--- Start Dataset excerpts ---

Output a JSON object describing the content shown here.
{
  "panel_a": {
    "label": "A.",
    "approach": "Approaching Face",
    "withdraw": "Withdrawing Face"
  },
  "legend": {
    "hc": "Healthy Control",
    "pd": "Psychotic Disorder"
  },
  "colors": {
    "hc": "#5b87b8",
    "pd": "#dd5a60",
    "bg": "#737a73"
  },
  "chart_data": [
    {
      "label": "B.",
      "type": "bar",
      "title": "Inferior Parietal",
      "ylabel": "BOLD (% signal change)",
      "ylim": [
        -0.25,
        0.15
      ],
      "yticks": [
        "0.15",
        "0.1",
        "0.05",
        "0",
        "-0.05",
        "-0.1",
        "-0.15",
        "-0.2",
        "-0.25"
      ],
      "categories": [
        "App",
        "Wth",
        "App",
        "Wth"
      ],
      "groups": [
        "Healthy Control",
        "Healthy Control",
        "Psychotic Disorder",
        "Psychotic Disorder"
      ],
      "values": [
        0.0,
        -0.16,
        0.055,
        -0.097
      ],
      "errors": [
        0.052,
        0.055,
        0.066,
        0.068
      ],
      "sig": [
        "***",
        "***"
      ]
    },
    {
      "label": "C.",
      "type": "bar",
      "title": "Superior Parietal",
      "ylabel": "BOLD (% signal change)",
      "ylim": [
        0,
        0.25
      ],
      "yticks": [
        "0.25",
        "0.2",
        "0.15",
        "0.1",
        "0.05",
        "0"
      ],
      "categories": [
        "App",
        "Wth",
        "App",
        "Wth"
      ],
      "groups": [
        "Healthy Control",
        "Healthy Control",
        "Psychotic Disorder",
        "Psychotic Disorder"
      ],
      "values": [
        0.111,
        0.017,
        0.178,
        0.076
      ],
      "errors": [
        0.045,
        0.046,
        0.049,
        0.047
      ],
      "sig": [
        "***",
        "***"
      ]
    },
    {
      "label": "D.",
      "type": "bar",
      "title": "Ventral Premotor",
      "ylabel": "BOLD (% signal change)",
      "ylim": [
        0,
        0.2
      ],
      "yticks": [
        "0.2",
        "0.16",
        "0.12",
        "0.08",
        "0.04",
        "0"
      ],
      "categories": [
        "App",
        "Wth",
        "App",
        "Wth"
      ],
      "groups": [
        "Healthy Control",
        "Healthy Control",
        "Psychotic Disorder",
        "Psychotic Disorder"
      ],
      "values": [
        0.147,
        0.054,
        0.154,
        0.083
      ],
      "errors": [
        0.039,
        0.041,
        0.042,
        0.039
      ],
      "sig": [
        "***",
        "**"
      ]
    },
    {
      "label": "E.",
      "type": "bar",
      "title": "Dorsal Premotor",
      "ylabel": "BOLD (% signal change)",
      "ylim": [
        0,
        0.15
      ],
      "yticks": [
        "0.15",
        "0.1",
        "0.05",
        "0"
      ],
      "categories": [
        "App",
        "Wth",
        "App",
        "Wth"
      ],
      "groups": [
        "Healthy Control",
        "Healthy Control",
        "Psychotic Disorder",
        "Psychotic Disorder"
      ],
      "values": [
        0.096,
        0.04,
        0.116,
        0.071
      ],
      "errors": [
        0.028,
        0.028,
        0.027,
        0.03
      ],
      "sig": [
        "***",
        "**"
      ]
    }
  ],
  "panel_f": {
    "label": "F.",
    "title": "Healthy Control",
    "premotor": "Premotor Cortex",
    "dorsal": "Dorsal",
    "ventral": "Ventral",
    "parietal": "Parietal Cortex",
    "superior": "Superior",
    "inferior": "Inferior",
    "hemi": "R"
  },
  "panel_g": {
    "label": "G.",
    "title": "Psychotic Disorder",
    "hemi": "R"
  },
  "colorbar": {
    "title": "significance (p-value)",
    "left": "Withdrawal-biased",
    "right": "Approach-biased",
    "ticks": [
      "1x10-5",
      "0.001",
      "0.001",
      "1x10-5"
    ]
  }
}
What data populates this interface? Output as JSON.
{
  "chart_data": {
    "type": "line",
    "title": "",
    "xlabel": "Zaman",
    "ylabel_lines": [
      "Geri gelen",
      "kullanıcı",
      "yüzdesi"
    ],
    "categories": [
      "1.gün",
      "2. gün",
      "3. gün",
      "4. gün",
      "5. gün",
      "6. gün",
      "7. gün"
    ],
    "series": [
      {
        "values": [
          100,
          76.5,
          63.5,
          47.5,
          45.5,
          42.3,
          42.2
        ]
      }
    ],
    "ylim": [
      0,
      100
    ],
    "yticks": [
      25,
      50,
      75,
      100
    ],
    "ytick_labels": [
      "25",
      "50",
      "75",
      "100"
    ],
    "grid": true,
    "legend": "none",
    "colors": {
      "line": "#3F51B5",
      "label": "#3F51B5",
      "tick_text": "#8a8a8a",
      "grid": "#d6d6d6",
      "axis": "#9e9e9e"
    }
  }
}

--- End Dataset excerpts ---

Lines containing "Output" are to be counted. State the total and add nothing.

2